What you need to do: Extract every one of the lines below verbatim, changing nothing.

Records for the task:

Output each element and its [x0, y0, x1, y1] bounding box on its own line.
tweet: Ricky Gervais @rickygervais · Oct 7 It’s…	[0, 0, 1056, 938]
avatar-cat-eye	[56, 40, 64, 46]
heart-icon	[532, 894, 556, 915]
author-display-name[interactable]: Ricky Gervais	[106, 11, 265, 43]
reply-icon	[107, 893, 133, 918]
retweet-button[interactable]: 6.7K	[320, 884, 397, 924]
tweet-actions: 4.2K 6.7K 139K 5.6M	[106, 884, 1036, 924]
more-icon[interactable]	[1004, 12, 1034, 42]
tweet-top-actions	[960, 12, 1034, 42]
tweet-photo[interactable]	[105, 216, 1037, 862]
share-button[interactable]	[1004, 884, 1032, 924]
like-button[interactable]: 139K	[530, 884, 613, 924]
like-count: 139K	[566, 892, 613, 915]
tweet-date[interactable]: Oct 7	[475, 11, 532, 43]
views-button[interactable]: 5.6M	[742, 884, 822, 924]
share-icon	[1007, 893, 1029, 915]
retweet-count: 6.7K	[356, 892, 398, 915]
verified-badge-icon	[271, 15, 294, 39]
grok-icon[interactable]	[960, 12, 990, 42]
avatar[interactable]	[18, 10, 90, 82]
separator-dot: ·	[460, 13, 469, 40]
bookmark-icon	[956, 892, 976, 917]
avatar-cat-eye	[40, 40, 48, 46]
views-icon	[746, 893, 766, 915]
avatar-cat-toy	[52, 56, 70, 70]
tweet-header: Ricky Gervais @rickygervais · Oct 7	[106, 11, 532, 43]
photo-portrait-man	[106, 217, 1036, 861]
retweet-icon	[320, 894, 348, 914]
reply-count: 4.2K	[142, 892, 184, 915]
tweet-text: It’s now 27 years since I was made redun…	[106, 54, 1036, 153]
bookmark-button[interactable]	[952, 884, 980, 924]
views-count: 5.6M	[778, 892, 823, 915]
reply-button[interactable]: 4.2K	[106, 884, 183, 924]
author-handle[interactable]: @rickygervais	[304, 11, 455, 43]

Solution to this exercise:
Output each element and its [x0, y0, x1, y1] bounding box on its own line.
tweet: Ricky Gervais @rickygervais · Oct 7 It’s…	[0, 0, 1056, 938]
avatar-cat-eye	[56, 40, 64, 46]
heart-icon	[532, 894, 556, 915]
author-display-name[interactable]: Ricky Gervais	[106, 11, 265, 43]
reply-icon	[107, 893, 133, 918]
retweet-button[interactable]: 6.7K	[320, 884, 397, 924]
tweet-actions: 4.2K 6.7K 139K 5.6M	[106, 884, 1036, 924]
more-icon[interactable]	[1004, 12, 1034, 42]
tweet-top-actions	[960, 12, 1034, 42]
tweet-photo[interactable]	[105, 216, 1037, 862]
share-button[interactable]	[1004, 884, 1032, 924]
like-button[interactable]: 139K	[530, 884, 613, 924]
like-count: 139K	[566, 892, 613, 915]
tweet-date[interactable]: Oct 7	[475, 11, 532, 43]
views-button[interactable]: 5.6M	[742, 884, 822, 924]
share-icon	[1007, 893, 1029, 915]
retweet-count: 6.7K	[356, 892, 398, 915]
verified-badge-icon	[271, 15, 294, 39]
grok-icon[interactable]	[960, 12, 990, 42]
avatar[interactable]	[18, 10, 90, 82]
separator-dot: ·	[460, 13, 469, 40]
bookmark-icon	[956, 892, 976, 917]
avatar-cat-eye	[40, 40, 48, 46]
views-icon	[746, 893, 766, 915]
avatar-cat-toy	[52, 56, 70, 70]
tweet-header: Ricky Gervais @rickygervais · Oct 7	[106, 11, 532, 43]
photo-portrait-man	[106, 217, 1036, 861]
retweet-icon	[320, 894, 348, 914]
reply-count: 4.2K	[142, 892, 184, 915]
tweet-text: It’s now 27 years since I was made redun…	[106, 54, 1036, 153]
bookmark-button[interactable]	[952, 884, 980, 924]
views-count: 5.6M	[778, 892, 823, 915]
reply-button[interactable]: 4.2K	[106, 884, 183, 924]
author-handle[interactable]: @rickygervais	[304, 11, 455, 43]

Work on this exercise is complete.